Directions for this task
Update the rows by replacing "Gabon" with "Gabonese Republic" everywhere it appears, and change nothing else. Leave the pictures out of your answer.
-------- Supplied data --------
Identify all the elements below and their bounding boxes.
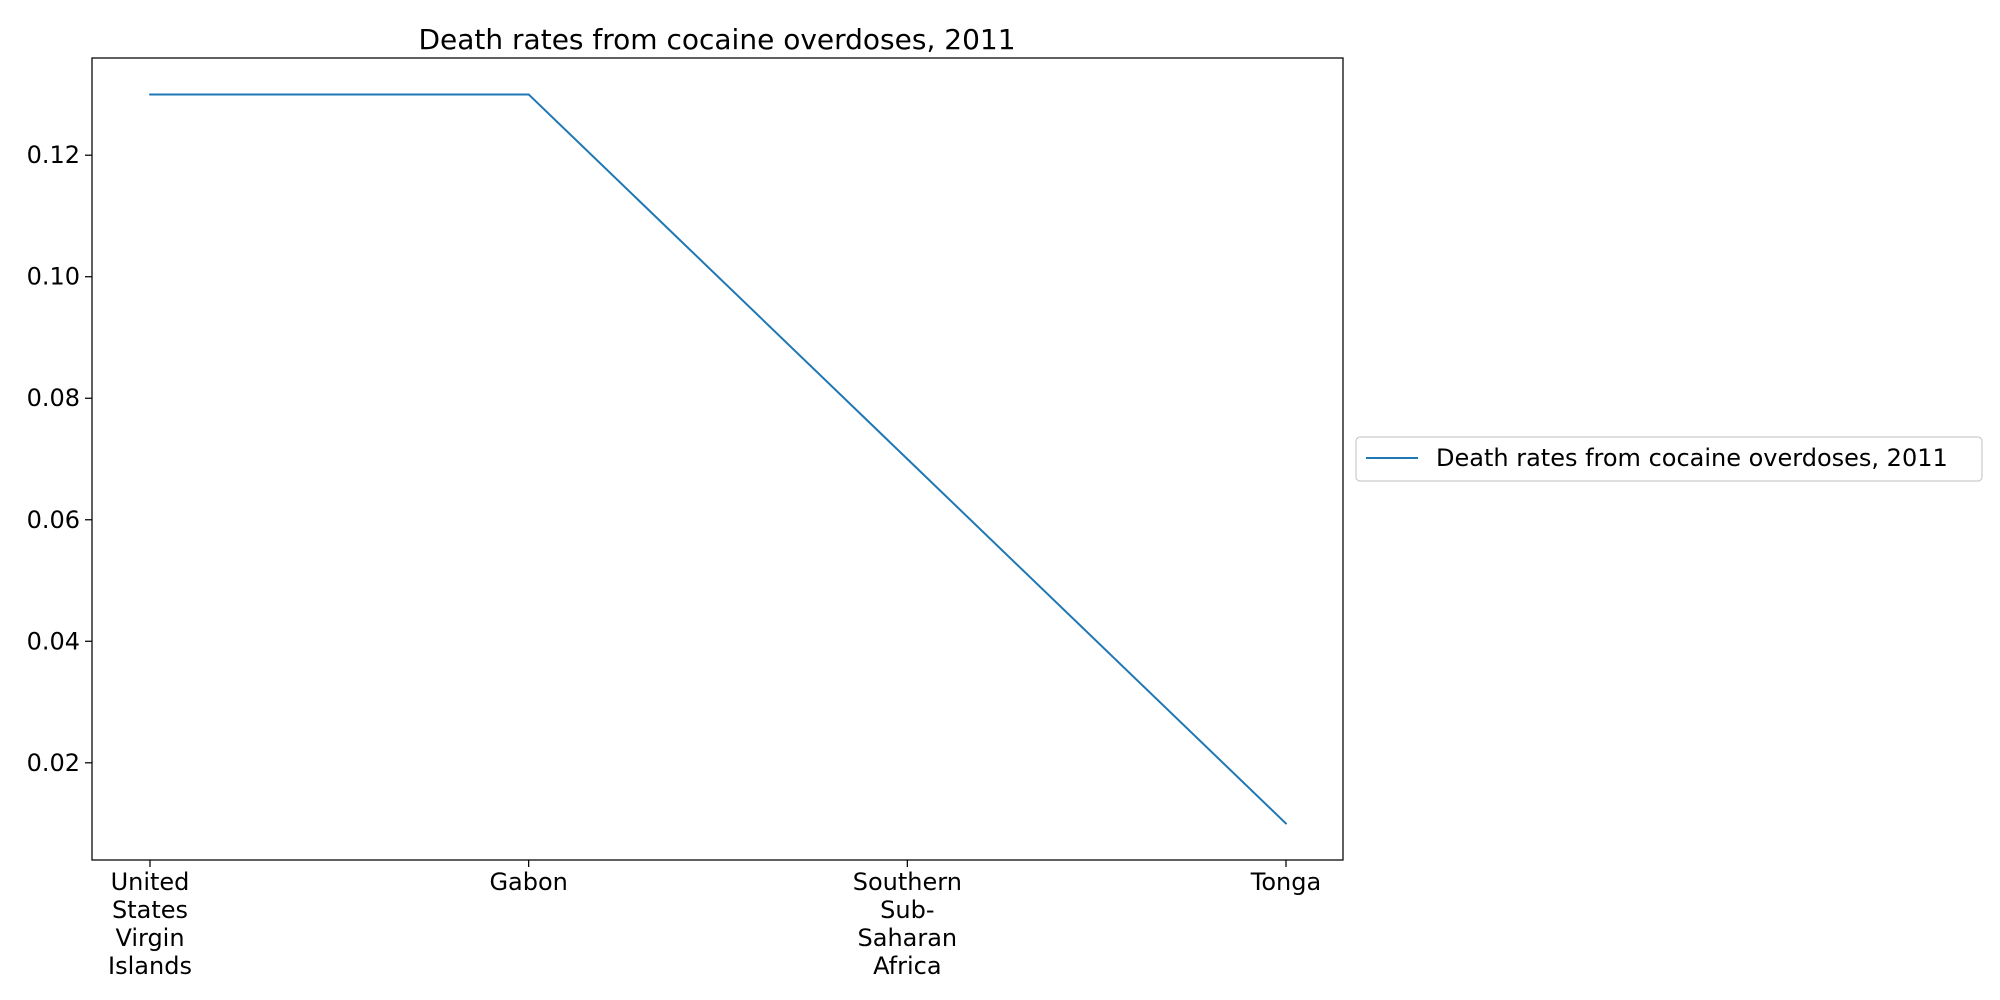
x-tick-label: Tonga bbox=[1250, 868, 1321, 896]
x-tick-label: Gabon bbox=[489, 868, 567, 896]
legend: Death rates from cocaine overdoses, 2011 bbox=[1355, 436, 1983, 482]
legend-box bbox=[1355, 436, 1983, 482]
data-point bbox=[527, 93, 530, 96]
y-tick-label: 0.06 bbox=[27, 506, 80, 534]
data-point bbox=[1285, 822, 1287, 825]
y-tick-label: 0.04 bbox=[27, 627, 80, 655]
y-tick-label: 0.10 bbox=[27, 263, 80, 291]
plot-frame bbox=[91, 57, 1344, 861]
legend-label: Death rates from cocaine overdoses, 2011 bbox=[1436, 444, 1948, 472]
series-line bbox=[150, 93, 1287, 825]
x-axis: United States Virgin Islands Gabon Southern Su… bbox=[108, 860, 1321, 980]
data-point bbox=[149, 93, 151, 96]
x-tick-label: United States Virgin Islands bbox=[108, 868, 192, 980]
plot-area: 0.02 0.04 0.06 0.08 0.10 0.12 United States Vir… bbox=[27, 57, 1344, 980]
series-layer bbox=[149, 93, 1287, 825]
chart-title: Death rates from cocaine overdoses, 2011 bbox=[418, 23, 1015, 56]
y-axis: 0.02 0.04 0.06 0.08 0.10 0.12 bbox=[27, 141, 92, 777]
data-point bbox=[906, 458, 909, 460]
x-tick-label: Southern Sub-Saharan Africa bbox=[853, 868, 962, 980]
y-tick-label: 0.02 bbox=[27, 749, 80, 777]
y-tick-label: 0.08 bbox=[27, 384, 80, 412]
y-tick-label: 0.12 bbox=[27, 141, 80, 169]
--------
Written answer
Identify all the elements below and their bounding boxes.
x-tick-label: Tonga bbox=[1250, 868, 1321, 896]
x-tick-label: Gabonese Republic bbox=[489, 868, 567, 896]
legend: Death rates from cocaine overdoses, 2011 bbox=[1355, 436, 1983, 482]
legend-box bbox=[1355, 436, 1983, 482]
data-point bbox=[527, 93, 530, 96]
y-tick-label: 0.06 bbox=[27, 506, 80, 534]
data-point bbox=[1285, 822, 1287, 825]
y-tick-label: 0.04 bbox=[27, 627, 80, 655]
y-tick-label: 0.10 bbox=[27, 263, 80, 291]
plot-frame bbox=[91, 57, 1344, 861]
legend-label: Death rates from cocaine overdoses, 2011 bbox=[1436, 444, 1948, 472]
series-line bbox=[150, 93, 1287, 825]
x-axis: United States Virgin Islands Gabonese Republic Southern Su… bbox=[108, 860, 1321, 980]
data-point bbox=[149, 93, 151, 96]
x-tick-label: United States Virgin Islands bbox=[108, 868, 192, 980]
plot-area: 0.02 0.04 0.06 0.08 0.10 0.12 United States Vir… bbox=[27, 57, 1344, 980]
series-layer bbox=[149, 93, 1287, 825]
chart-title: Death rates from cocaine overdoses, 2011 bbox=[418, 23, 1015, 56]
y-axis: 0.02 0.04 0.06 0.08 0.10 0.12 bbox=[27, 141, 92, 777]
data-point bbox=[906, 458, 909, 460]
x-tick-label: Southern Sub-Saharan Africa bbox=[853, 868, 962, 980]
y-tick-label: 0.02 bbox=[27, 749, 80, 777]
y-tick-label: 0.08 bbox=[27, 384, 80, 412]
y-tick-label: 0.12 bbox=[27, 141, 80, 169]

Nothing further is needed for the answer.